==== Recorded information ====

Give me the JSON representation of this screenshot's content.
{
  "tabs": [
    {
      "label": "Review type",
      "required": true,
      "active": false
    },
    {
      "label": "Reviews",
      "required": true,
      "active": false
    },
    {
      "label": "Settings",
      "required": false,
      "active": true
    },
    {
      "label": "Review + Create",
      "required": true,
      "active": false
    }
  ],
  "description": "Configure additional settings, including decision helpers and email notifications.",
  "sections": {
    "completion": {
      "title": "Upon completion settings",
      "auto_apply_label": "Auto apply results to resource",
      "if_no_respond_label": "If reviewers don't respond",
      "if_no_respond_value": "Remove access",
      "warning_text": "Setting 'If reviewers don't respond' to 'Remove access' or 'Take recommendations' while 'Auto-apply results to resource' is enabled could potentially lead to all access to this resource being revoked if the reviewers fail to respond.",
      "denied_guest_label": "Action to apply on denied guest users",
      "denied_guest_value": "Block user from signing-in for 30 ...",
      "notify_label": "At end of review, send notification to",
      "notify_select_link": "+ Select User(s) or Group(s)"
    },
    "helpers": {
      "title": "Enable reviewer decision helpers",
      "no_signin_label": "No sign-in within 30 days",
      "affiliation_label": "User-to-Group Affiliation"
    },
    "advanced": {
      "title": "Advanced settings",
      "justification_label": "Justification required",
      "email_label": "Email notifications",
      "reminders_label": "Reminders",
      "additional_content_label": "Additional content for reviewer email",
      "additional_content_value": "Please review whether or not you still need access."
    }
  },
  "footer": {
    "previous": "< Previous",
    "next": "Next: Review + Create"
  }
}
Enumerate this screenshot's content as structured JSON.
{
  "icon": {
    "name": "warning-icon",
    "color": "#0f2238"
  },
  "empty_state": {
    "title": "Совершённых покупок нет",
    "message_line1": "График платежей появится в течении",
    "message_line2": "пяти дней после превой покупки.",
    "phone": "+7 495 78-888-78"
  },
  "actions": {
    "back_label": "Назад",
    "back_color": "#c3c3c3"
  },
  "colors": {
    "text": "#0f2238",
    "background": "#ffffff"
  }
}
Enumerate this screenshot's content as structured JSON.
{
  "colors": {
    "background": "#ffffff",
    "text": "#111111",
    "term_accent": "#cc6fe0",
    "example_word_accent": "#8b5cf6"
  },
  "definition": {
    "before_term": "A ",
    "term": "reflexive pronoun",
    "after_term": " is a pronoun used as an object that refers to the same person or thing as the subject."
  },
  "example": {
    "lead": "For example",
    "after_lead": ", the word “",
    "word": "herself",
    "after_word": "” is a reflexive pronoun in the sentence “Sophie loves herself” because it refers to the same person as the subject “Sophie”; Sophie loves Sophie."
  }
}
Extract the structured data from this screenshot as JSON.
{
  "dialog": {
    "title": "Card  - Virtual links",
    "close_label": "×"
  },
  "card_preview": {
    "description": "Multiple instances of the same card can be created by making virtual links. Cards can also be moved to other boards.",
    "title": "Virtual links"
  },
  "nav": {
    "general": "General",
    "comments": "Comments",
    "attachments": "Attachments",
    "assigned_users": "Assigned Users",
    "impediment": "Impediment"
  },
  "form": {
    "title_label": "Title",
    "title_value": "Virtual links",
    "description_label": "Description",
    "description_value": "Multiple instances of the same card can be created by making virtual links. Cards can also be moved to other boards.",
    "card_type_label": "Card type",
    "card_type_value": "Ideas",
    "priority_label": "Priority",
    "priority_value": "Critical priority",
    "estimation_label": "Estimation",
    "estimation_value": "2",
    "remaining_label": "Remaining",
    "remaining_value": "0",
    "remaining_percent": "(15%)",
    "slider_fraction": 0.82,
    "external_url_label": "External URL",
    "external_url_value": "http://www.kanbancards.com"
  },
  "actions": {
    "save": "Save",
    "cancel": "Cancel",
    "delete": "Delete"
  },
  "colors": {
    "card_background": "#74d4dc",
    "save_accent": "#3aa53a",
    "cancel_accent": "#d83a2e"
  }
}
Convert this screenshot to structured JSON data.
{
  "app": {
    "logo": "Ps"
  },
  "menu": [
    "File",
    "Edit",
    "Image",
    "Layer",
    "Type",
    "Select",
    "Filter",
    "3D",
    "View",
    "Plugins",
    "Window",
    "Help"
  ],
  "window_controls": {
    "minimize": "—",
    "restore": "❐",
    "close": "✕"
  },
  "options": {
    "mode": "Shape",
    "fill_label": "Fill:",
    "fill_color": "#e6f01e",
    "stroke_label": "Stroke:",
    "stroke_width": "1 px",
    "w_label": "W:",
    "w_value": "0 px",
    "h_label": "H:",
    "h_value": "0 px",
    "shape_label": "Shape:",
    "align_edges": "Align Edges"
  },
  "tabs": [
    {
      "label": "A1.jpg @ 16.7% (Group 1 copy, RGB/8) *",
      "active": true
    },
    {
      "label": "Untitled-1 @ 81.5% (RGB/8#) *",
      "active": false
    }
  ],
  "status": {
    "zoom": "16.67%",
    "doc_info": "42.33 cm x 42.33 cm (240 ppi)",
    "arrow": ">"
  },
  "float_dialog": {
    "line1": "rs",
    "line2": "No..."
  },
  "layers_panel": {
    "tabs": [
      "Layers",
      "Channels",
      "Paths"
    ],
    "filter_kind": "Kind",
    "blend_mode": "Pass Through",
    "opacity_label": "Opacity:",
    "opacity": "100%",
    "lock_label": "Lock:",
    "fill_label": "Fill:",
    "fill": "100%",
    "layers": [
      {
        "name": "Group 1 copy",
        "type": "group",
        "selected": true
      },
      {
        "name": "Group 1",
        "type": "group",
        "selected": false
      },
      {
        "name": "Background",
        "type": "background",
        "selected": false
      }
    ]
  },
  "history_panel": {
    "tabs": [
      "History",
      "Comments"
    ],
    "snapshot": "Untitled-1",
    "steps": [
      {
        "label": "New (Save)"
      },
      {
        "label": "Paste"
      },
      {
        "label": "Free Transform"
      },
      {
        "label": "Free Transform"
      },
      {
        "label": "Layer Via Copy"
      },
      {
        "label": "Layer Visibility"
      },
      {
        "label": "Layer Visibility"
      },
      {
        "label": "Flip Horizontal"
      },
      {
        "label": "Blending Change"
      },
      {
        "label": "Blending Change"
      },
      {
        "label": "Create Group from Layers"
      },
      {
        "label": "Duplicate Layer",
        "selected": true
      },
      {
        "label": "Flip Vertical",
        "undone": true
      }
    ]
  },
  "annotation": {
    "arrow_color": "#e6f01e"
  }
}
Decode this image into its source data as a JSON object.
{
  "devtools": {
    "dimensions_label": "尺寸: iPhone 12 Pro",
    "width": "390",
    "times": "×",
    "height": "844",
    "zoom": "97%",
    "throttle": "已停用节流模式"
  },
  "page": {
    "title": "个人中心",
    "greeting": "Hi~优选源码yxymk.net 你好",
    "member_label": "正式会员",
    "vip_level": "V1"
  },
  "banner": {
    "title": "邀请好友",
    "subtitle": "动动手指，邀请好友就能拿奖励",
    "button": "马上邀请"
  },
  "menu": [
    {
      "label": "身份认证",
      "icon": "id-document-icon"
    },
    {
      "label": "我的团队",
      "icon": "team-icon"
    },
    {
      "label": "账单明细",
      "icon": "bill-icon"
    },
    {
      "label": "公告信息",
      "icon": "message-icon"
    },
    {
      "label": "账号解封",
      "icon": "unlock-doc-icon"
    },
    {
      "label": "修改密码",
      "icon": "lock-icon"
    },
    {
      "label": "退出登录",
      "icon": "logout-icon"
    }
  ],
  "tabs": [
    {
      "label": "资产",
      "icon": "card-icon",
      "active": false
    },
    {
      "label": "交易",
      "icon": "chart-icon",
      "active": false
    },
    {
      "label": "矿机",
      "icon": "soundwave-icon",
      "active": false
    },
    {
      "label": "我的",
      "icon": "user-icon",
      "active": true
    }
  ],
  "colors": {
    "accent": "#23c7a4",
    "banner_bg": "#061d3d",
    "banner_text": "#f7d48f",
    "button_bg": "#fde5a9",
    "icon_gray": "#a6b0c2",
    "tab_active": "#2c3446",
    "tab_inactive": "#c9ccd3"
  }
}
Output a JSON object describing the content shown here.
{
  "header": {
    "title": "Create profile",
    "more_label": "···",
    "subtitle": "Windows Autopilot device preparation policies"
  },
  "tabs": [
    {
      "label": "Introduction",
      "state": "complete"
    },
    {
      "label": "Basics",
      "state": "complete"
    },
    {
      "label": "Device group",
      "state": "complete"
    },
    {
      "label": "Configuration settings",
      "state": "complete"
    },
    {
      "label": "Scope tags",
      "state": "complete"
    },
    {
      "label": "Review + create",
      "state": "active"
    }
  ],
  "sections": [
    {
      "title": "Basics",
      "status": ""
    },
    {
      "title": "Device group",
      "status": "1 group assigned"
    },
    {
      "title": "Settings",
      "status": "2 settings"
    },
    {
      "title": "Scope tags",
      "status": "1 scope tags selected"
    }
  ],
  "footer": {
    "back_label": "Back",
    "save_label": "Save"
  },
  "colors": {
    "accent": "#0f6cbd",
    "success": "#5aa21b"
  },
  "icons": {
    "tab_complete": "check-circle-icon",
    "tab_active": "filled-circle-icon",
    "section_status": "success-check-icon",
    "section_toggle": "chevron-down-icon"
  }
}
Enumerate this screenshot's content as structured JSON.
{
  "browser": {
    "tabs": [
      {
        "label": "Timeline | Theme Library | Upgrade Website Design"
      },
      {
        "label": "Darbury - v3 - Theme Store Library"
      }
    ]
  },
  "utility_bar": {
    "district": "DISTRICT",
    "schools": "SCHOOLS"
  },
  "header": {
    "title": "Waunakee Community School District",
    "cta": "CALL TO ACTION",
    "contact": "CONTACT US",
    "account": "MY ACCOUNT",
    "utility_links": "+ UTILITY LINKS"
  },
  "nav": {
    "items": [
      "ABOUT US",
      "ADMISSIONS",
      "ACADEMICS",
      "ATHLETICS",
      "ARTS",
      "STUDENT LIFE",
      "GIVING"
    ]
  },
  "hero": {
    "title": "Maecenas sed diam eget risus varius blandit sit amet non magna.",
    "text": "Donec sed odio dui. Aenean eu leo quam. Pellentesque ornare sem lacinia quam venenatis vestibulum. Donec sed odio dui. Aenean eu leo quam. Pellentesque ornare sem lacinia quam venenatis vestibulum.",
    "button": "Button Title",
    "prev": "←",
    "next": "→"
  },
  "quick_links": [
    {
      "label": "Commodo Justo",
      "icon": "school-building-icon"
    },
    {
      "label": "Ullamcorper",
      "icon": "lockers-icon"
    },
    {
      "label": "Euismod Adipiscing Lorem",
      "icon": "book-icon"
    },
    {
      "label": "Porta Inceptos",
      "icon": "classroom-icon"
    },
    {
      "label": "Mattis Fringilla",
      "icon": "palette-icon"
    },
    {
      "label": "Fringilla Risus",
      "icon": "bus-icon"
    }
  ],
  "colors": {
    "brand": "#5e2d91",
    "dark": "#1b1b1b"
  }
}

====

Directions for this task:
Find every line in the records above that holds the word "check", and copy each one.

Solution to the problem:
    "tab_complete": "check-circle-icon",
    "section_status": "success-check-icon",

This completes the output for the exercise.